→ What you have to do
Go through the records underneath and write each one out again exactly.

Stored data:
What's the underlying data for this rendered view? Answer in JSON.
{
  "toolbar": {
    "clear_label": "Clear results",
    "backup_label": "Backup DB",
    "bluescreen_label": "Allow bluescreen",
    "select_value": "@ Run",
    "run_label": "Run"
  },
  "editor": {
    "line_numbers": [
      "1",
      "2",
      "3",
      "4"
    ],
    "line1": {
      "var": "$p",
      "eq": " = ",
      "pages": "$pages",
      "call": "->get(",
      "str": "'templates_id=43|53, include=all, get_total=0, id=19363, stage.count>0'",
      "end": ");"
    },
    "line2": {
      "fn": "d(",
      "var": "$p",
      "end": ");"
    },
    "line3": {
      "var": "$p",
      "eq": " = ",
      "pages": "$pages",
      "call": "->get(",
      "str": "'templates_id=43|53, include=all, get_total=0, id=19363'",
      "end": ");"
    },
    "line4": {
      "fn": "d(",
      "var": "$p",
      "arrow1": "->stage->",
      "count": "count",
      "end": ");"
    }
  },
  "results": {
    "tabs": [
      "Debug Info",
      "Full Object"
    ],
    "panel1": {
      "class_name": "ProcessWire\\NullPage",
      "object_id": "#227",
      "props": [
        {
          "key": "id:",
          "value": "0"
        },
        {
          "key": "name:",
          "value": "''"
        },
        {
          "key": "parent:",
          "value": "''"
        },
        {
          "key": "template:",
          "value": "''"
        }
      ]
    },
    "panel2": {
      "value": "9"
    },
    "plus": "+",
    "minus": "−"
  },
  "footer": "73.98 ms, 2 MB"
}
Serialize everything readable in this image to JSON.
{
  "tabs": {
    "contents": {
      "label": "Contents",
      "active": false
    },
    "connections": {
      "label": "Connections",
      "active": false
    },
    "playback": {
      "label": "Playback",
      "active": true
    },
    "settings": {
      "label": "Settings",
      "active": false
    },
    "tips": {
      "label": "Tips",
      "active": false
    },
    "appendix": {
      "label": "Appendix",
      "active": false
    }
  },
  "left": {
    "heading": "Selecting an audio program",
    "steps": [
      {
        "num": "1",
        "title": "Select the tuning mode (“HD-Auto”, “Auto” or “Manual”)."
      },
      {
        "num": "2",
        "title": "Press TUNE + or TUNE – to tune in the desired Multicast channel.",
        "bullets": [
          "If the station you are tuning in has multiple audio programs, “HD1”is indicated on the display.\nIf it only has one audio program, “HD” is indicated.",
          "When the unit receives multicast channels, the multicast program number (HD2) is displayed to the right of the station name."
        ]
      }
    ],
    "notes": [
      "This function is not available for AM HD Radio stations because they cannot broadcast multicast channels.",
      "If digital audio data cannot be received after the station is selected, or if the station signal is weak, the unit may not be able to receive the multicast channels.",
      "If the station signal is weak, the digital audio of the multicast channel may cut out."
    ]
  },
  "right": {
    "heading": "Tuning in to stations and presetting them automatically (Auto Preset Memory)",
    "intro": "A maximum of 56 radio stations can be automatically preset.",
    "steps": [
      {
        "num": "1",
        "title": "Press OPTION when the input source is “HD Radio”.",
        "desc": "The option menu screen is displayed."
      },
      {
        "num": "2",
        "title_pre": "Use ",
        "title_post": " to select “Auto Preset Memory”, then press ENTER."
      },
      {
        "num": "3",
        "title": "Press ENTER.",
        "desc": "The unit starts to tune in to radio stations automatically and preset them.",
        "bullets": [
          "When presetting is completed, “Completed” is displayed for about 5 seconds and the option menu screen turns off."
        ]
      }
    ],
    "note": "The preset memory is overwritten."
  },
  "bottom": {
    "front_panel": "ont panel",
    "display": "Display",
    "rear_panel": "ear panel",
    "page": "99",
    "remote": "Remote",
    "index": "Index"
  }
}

→ Correct response
What's the underlying data for this rendered view? Answer in JSON.
{
  "toolbar": {
    "clear_label": "Clear results",
    "backup_label": "Backup DB",
    "bluescreen_label": "Allow bluescreen",
    "select_value": "@ Run",
    "run_label": "Run"
  },
  "editor": {
    "line_numbers": [
      "1",
      "2",
      "3",
      "4"
    ],
    "line1": {
      "var": "$p",
      "eq": " = ",
      "pages": "$pages",
      "call": "->get(",
      "str": "'templates_id=43|53, include=all, get_total=0, id=19363, stage.count>0'",
      "end": ");"
    },
    "line2": {
      "fn": "d(",
      "var": "$p",
      "end": ");"
    },
    "line3": {
      "var": "$p",
      "eq": " = ",
      "pages": "$pages",
      "call": "->get(",
      "str": "'templates_id=43|53, include=all, get_total=0, id=19363'",
      "end": ");"
    },
    "line4": {
      "fn": "d(",
      "var": "$p",
      "arrow1": "->stage->",
      "count": "count",
      "end": ");"
    }
  },
  "results": {
    "tabs": [
      "Debug Info",
      "Full Object"
    ],
    "panel1": {
      "class_name": "ProcessWire\\NullPage",
      "object_id": "#227",
      "props": [
        {
          "key": "id:",
          "value": "0"
        },
        {
          "key": "name:",
          "value": "''"
        },
        {
          "key": "parent:",
          "value": "''"
        },
        {
          "key": "template:",
          "value": "''"
        }
      ]
    },
    "panel2": {
      "value": "9"
    },
    "plus": "+",
    "minus": "−"
  },
  "footer": "73.98 ms, 2 MB"
}
Serialize everything readable in this image to JSON.
{
  "tabs": {
    "contents": {
      "label": "Contents",
      "active": false
    },
    "connections": {
      "label": "Connections",
      "active": false
    },
    "playback": {
      "label": "Playback",
      "active": true
    },
    "settings": {
      "label": "Settings",
      "active": false
    },
    "tips": {
      "label": "Tips",
      "active": false
    },
    "appendix": {
      "label": "Appendix",
      "active": false
    }
  },
  "left": {
    "heading": "Selecting an audio program",
    "steps": [
      {
        "num": "1",
        "title": "Select the tuning mode (“HD-Auto”, “Auto” or “Manual”)."
      },
      {
        "num": "2",
        "title": "Press TUNE + or TUNE – to tune in the desired Multicast channel.",
        "bullets": [
          "If the station you are tuning in has multiple audio programs, “HD1”is indicated on the display.\nIf it only has one audio program, “HD” is indicated.",
          "When the unit receives multicast channels, the multicast program number (HD2) is displayed to the right of the station name."
        ]
      }
    ],
    "notes": [
      "This function is not available for AM HD Radio stations because they cannot broadcast multicast channels.",
      "If digital audio data cannot be received after the station is selected, or if the station signal is weak, the unit may not be able to receive the multicast channels.",
      "If the station signal is weak, the digital audio of the multicast channel may cut out."
    ]
  },
  "right": {
    "heading": "Tuning in to stations and presetting them automatically (Auto Preset Memory)",
    "intro": "A maximum of 56 radio stations can be automatically preset.",
    "steps": [
      {
        "num": "1",
        "title": "Press OPTION when the input source is “HD Radio”.",
        "desc": "The option menu screen is displayed."
      },
      {
        "num": "2",
        "title_pre": "Use ",
        "title_post": " to select “Auto Preset Memory”, then press ENTER."
      },
      {
        "num": "3",
        "title": "Press ENTER.",
        "desc": "The unit starts to tune in to radio stations automatically and preset them.",
        "bullets": [
          "When presetting is completed, “Completed” is displayed for about 5 seconds and the option menu screen turns off."
        ]
      }
    ],
    "note": "The preset memory is overwritten."
  },
  "bottom": {
    "front_panel": "ont panel",
    "display": "Display",
    "rear_panel": "ear panel",
    "page": "99",
    "remote": "Remote",
    "index": "Index"
  }
}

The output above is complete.